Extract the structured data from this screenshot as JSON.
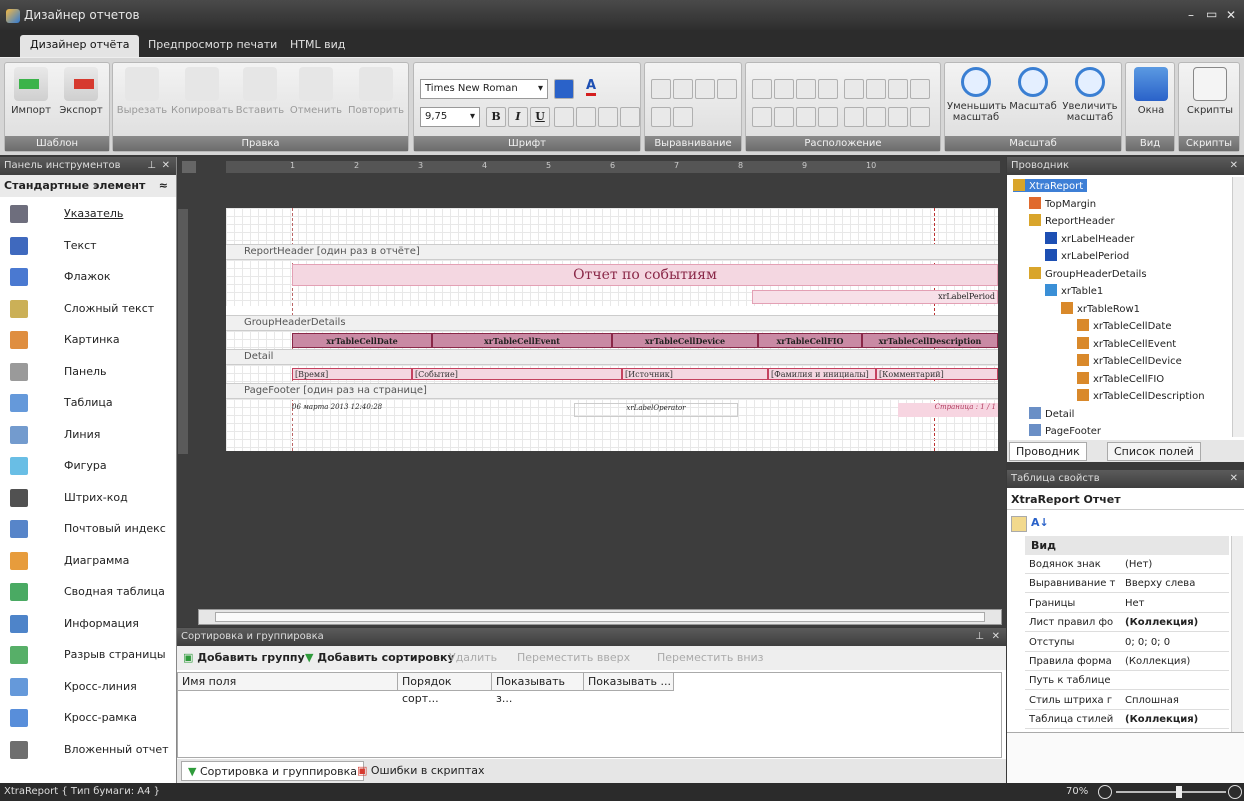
{
  "window": {
    "title": "Дизайнер отчетов",
    "min": "–",
    "max": "▭",
    "close": "✕"
  },
  "tabs": [
    "Дизайнер отчёта",
    "Предпросмотр печати",
    "HTML вид"
  ],
  "ribbon": {
    "template": {
      "caption": "Шаблон",
      "import": "Импорт",
      "export": "Экспорт"
    },
    "edit": {
      "caption": "Правка",
      "cut": "Вырезать",
      "copy": "Копировать",
      "paste": "Вставить",
      "undo": "Отменить",
      "redo": "Повторить"
    },
    "font": {
      "caption": "Шрифт",
      "name": "Times New Roman",
      "size": "9,75",
      "bold": "B",
      "italic": "I",
      "underline": "U"
    },
    "align": {
      "caption": "Выравнивание"
    },
    "layout": {
      "caption": "Расположение"
    },
    "zoom": {
      "caption": "Масштаб",
      "out": "Уменьшить масштаб",
      "zoom": "Масштаб",
      "in": "Увеличить масштаб"
    },
    "view": {
      "caption": "Вид",
      "windows": "Окна"
    },
    "scripts": {
      "caption": "Скрипты",
      "scripts": "Скрипты"
    }
  },
  "toolbox": {
    "title": "Панель инструментов",
    "group": "Стандартные элемент",
    "items": [
      {
        "label": "Указатель",
        "icon": "pointer-icon"
      },
      {
        "label": "Текст",
        "icon": "text-icon"
      },
      {
        "label": "Флажок",
        "icon": "checkbox-icon"
      },
      {
        "label": "Сложный текст",
        "icon": "richtext-icon"
      },
      {
        "label": "Картинка",
        "icon": "picture-icon"
      },
      {
        "label": "Панель",
        "icon": "panel-icon"
      },
      {
        "label": "Таблица",
        "icon": "table-icon"
      },
      {
        "label": "Линия",
        "icon": "line-icon"
      },
      {
        "label": "Фигура",
        "icon": "shape-icon"
      },
      {
        "label": "Штрих-код",
        "icon": "barcode-icon"
      },
      {
        "label": "Почтовый индекс",
        "icon": "zipcode-icon"
      },
      {
        "label": "Диаграмма",
        "icon": "chart-icon"
      },
      {
        "label": "Сводная таблица",
        "icon": "pivot-icon"
      },
      {
        "label": "Информация",
        "icon": "info-icon"
      },
      {
        "label": "Разрыв страницы",
        "icon": "pagebreak-icon"
      },
      {
        "label": "Кросс-линия",
        "icon": "crossline-icon"
      },
      {
        "label": "Кросс-рамка",
        "icon": "crossbox-icon"
      },
      {
        "label": "Вложенный отчет",
        "icon": "subreport-icon"
      }
    ]
  },
  "report": {
    "rulerNums": [
      "1",
      "2",
      "3",
      "4",
      "5",
      "6",
      "7",
      "8",
      "9",
      "10"
    ],
    "bands": {
      "reportHeader": "ReportHeader [один раз в отчёте]",
      "groupHeader": "GroupHeaderDetails",
      "detail": "Detail",
      "pageFooter": "PageFooter [один раз на странице]"
    },
    "title": "Отчет по событиям",
    "period": "xrLabelPeriod",
    "headCells": [
      "xrTableCellDate",
      "xrTableCellEvent",
      "xrTableCellDevice",
      "xrTableCellFIO",
      "xrTableCellDescription"
    ],
    "detailCells": [
      "[Время]",
      "[Событие]",
      "[Источник]",
      "[Фамилия и инициалы]",
      "[Комментарий]"
    ],
    "footer": {
      "date": "06 марта 2013 12:40:28",
      "operator": "xrLabelOperator",
      "page": "Страница : 1 / 1"
    }
  },
  "sort": {
    "title": "Сортировка и группировка",
    "addGroup": "Добавить группу",
    "addSort": "Добавить сортировку",
    "delete": "Удалить",
    "up": "Переместить вверх",
    "down": "Переместить вниз",
    "cols": [
      "Имя поля",
      "Порядок сорт...",
      "Показывать з...",
      "Показывать ..."
    ],
    "tabs": [
      "Сортировка и группировка",
      "Ошибки в скриптах"
    ]
  },
  "explorer": {
    "title": "Проводник",
    "nodes": [
      "XtraReport",
      "TopMargin",
      "ReportHeader",
      "xrLabelHeader",
      "xrLabelPeriod",
      "GroupHeaderDetails",
      "xrTable1",
      "xrTableRow1",
      "xrTableCellDate",
      "xrTableCellEvent",
      "xrTableCellDevice",
      "xrTableCellFIO",
      "xrTableCellDescription",
      "Detail",
      "PageFooter"
    ],
    "tabs": [
      "Проводник",
      "Список полей"
    ]
  },
  "props": {
    "title": "Таблица свойств",
    "object": "XtraReport",
    "objtype": "Отчет",
    "category": "Вид",
    "rows": [
      [
        "Водянок знак",
        "(Нет)"
      ],
      [
        "Выравнивание т",
        "Вверху слева"
      ],
      [
        "Границы",
        "Нет"
      ],
      [
        "Лист правил фо",
        "(Коллекция)"
      ],
      [
        "Отступы",
        "0; 0; 0; 0"
      ],
      [
        "Правила форма",
        "(Коллекция)"
      ],
      [
        "Путь к таблице",
        ""
      ],
      [
        "Стиль штриха г",
        "Сплошная"
      ],
      [
        "Таблица стилей",
        "(Коллекция)"
      ]
    ]
  },
  "status": {
    "left": "XtraReport { Тип бумаги: A4 }",
    "zoom": "70%"
  },
  "colors": {
    "accent": "#c4425f",
    "selection": "#3d7fd6"
  }
}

========

WORK TO DO:
Without the pictures, reproduce every line of the records above exactly.

WRITTEN ANSWER:
Extract the structured data from this screenshot as JSON.
{
  "window": {
    "title": "Дизайнер отчетов",
    "min": "–",
    "max": "▭",
    "close": "✕"
  },
  "tabs": [
    "Дизайнер отчёта",
    "Предпросмотр печати",
    "HTML вид"
  ],
  "ribbon": {
    "template": {
      "caption": "Шаблон",
      "import": "Импорт",
      "export": "Экспорт"
    },
    "edit": {
      "caption": "Правка",
      "cut": "Вырезать",
      "copy": "Копировать",
      "paste": "Вставить",
      "undo": "Отменить",
      "redo": "Повторить"
    },
    "font": {
      "caption": "Шрифт",
      "name": "Times New Roman",
      "size": "9,75",
      "bold": "B",
      "italic": "I",
      "underline": "U"
    },
    "align": {
      "caption": "Выравнивание"
    },
    "layout": {
      "caption": "Расположение"
    },
    "zoom": {
      "caption": "Масштаб",
      "out": "Уменьшить масштаб",
      "zoom": "Масштаб",
      "in": "Увеличить масштаб"
    },
    "view": {
      "caption": "Вид",
      "windows": "Окна"
    },
    "scripts": {
      "caption": "Скрипты",
      "scripts": "Скрипты"
    }
  },
  "toolbox": {
    "title": "Панель инструментов",
    "group": "Стандартные элемент",
    "items": [
      {
        "label": "Указатель",
        "icon": "pointer-icon"
      },
      {
        "label": "Текст",
        "icon": "text-icon"
      },
      {
        "label": "Флажок",
        "icon": "checkbox-icon"
      },
      {
        "label": "Сложный текст",
        "icon": "richtext-icon"
      },
      {
        "label": "Картинка",
        "icon": "picture-icon"
      },
      {
        "label": "Панель",
        "icon": "panel-icon"
      },
      {
        "label": "Таблица",
        "icon": "table-icon"
      },
      {
        "label": "Линия",
        "icon": "line-icon"
      },
      {
        "label": "Фигура",
        "icon": "shape-icon"
      },
      {
        "label": "Штрих-код",
        "icon": "barcode-icon"
      },
      {
        "label": "Почтовый индекс",
        "icon": "zipcode-icon"
      },
      {
        "label": "Диаграмма",
        "icon": "chart-icon"
      },
      {
        "label": "Сводная таблица",
        "icon": "pivot-icon"
      },
      {
        "label": "Информация",
        "icon": "info-icon"
      },
      {
        "label": "Разрыв страницы",
        "icon": "pagebreak-icon"
      },
      {
        "label": "Кросс-линия",
        "icon": "crossline-icon"
      },
      {
        "label": "Кросс-рамка",
        "icon": "crossbox-icon"
      },
      {
        "label": "Вложенный отчет",
        "icon": "subreport-icon"
      }
    ]
  },
  "report": {
    "rulerNums": [
      "1",
      "2",
      "3",
      "4",
      "5",
      "6",
      "7",
      "8",
      "9",
      "10"
    ],
    "bands": {
      "reportHeader": "ReportHeader [один раз в отчёте]",
      "groupHeader": "GroupHeaderDetails",
      "detail": "Detail",
      "pageFooter": "PageFooter [один раз на странице]"
    },
    "title": "Отчет по событиям",
    "period": "xrLabelPeriod",
    "headCells": [
      "xrTableCellDate",
      "xrTableCellEvent",
      "xrTableCellDevice",
      "xrTableCellFIO",
      "xrTableCellDescription"
    ],
    "detailCells": [
      "[Время]",
      "[Событие]",
      "[Источник]",
      "[Фамилия и инициалы]",
      "[Комментарий]"
    ],
    "footer": {
      "date": "06 марта 2013 12:40:28",
      "operator": "xrLabelOperator",
      "page": "Страница : 1 / 1"
    }
  },
  "sort": {
    "title": "Сортировка и группировка",
    "addGroup": "Добавить группу",
    "addSort": "Добавить сортировку",
    "delete": "Удалить",
    "up": "Переместить вверх",
    "down": "Переместить вниз",
    "cols": [
      "Имя поля",
      "Порядок сорт...",
      "Показывать з...",
      "Показывать ..."
    ],
    "tabs": [
      "Сортировка и группировка",
      "Ошибки в скриптах"
    ]
  },
  "explorer": {
    "title": "Проводник",
    "nodes": [
      "XtraReport",
      "TopMargin",
      "ReportHeader",
      "xrLabelHeader",
      "xrLabelPeriod",
      "GroupHeaderDetails",
      "xrTable1",
      "xrTableRow1",
      "xrTableCellDate",
      "xrTableCellEvent",
      "xrTableCellDevice",
      "xrTableCellFIO",
      "xrTableCellDescription",
      "Detail",
      "PageFooter"
    ],
    "tabs": [
      "Проводник",
      "Список полей"
    ]
  },
  "props": {
    "title": "Таблица свойств",
    "object": "XtraReport",
    "objtype": "Отчет",
    "category": "Вид",
    "rows": [
      [
        "Водянок знак",
        "(Нет)"
      ],
      [
        "Выравнивание т",
        "Вверху слева"
      ],
      [
        "Границы",
        "Нет"
      ],
      [
        "Лист правил фо",
        "(Коллекция)"
      ],
      [
        "Отступы",
        "0; 0; 0; 0"
      ],
      [
        "Правила форма",
        "(Коллекция)"
      ],
      [
        "Путь к таблице",
        ""
      ],
      [
        "Стиль штриха г",
        "Сплошная"
      ],
      [
        "Таблица стилей",
        "(Коллекция)"
      ]
    ]
  },
  "status": {
    "left": "XtraReport { Тип бумаги: A4 }",
    "zoom": "70%"
  },
  "colors": {
    "accent": "#c4425f",
    "selection": "#3d7fd6"
  }
}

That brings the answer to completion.